Supplied entries:
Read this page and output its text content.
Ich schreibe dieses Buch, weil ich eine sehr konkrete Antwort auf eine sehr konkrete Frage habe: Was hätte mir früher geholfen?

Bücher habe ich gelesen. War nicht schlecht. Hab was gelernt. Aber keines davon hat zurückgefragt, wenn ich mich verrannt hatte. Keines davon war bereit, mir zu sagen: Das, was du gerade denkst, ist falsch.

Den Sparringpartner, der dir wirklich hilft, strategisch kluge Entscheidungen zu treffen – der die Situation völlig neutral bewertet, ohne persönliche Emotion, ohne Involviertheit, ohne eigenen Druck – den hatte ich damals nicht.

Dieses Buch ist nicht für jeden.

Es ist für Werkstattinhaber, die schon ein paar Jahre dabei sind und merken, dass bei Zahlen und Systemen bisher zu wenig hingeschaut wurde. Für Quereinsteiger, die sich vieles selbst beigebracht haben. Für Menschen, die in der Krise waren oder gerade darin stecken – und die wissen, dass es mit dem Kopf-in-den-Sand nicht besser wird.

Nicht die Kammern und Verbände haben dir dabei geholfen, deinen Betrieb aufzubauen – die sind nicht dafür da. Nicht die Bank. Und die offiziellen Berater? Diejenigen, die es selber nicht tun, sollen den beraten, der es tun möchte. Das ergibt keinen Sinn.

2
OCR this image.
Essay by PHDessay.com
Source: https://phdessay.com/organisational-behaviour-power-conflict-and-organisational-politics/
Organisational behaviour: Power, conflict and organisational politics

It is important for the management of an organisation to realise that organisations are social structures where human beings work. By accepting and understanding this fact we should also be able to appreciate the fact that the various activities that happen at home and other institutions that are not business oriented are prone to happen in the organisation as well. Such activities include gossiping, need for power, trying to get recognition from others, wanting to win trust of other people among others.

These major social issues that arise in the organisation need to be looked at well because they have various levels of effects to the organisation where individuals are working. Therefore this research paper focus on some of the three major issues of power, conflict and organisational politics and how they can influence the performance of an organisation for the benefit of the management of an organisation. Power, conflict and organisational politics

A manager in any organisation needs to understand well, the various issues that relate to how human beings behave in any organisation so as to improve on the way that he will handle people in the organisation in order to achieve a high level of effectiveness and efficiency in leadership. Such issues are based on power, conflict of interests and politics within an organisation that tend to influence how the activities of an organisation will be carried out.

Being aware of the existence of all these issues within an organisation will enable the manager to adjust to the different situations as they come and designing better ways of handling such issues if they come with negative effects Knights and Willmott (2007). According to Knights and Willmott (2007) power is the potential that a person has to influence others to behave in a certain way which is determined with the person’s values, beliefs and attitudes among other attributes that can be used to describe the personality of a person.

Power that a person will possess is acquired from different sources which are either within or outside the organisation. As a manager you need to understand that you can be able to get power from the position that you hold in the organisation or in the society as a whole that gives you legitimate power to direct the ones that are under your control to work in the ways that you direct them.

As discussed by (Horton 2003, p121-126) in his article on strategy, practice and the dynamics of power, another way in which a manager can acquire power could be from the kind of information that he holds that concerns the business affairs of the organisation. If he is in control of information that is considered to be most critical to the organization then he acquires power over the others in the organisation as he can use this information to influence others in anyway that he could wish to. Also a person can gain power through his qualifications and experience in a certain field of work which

What to produce: Pick out the lines containing the string "behaviour".

Exercise result:
Source: https://phdessay.com/organisational-behaviour-power-conflict-and-organisational-politics/
Organisational behaviour: Power, conflict and organisational politics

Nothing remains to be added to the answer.